━━━ Records shown

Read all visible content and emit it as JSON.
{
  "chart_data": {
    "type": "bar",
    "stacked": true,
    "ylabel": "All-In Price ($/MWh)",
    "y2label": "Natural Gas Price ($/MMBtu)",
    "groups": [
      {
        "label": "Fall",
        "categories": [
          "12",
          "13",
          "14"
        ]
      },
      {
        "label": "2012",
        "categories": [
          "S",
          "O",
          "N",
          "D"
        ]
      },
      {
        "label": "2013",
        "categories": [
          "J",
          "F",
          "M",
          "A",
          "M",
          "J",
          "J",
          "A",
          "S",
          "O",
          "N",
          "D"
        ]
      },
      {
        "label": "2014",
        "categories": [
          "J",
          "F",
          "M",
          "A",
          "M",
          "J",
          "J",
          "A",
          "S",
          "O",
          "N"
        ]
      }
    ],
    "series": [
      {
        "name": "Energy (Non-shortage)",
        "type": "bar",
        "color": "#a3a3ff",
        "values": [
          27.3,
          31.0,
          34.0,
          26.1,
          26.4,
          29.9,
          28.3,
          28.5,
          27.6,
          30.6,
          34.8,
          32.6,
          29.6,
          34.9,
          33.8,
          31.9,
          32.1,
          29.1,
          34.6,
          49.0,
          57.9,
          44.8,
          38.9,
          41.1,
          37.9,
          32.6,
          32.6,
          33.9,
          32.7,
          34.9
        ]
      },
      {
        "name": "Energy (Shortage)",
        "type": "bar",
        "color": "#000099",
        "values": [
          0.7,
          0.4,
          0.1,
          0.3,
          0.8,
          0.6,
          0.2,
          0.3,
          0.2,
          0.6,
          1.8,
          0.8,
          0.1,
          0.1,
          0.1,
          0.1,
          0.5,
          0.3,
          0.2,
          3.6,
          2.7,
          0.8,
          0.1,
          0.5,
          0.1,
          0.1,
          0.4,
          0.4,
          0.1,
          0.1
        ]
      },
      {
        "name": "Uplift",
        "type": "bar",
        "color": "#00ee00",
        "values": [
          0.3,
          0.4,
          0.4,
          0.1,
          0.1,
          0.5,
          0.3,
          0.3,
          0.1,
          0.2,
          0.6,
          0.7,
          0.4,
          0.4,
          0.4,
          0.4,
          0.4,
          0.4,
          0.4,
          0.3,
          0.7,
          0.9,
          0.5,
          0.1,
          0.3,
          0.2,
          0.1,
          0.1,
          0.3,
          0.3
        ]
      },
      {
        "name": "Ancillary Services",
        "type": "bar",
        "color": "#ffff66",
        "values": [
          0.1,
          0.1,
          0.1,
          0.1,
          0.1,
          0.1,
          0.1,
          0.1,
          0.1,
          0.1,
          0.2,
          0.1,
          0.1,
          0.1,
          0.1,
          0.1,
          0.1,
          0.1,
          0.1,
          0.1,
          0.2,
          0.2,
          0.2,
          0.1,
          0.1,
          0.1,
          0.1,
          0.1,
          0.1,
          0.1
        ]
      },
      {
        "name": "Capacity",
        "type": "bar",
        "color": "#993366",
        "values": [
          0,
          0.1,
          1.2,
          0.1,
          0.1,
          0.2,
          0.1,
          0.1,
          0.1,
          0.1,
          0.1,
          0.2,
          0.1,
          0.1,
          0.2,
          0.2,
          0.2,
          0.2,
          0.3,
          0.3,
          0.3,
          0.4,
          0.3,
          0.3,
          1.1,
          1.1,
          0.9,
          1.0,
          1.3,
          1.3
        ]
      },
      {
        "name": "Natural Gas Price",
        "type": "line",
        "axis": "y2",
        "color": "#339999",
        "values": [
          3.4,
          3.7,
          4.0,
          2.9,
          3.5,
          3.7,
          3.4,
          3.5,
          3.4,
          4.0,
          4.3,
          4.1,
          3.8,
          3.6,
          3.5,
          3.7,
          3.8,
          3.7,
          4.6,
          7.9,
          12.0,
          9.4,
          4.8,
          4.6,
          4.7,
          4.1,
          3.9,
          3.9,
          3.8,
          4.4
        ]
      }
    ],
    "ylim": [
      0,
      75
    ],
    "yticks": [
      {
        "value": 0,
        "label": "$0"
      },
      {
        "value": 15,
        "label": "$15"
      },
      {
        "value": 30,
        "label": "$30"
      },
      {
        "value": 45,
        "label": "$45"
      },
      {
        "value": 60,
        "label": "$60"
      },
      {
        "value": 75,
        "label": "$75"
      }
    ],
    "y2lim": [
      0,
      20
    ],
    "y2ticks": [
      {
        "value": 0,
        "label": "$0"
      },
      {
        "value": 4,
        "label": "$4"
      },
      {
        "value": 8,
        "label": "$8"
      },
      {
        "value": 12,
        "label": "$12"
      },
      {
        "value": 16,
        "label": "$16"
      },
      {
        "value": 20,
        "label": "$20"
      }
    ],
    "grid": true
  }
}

━━━━━━

» **Stated task**
Search the listing for the word "name" and return each line that holds it.

» **Completed exercise**
        "name": "Energy (Non-shortage)",
        "name": "Energy (Shortage)",
        "name": "Uplift",
        "name": "Ancillary Services",
        "name": "Capacity",
        "name": "Natural Gas Price",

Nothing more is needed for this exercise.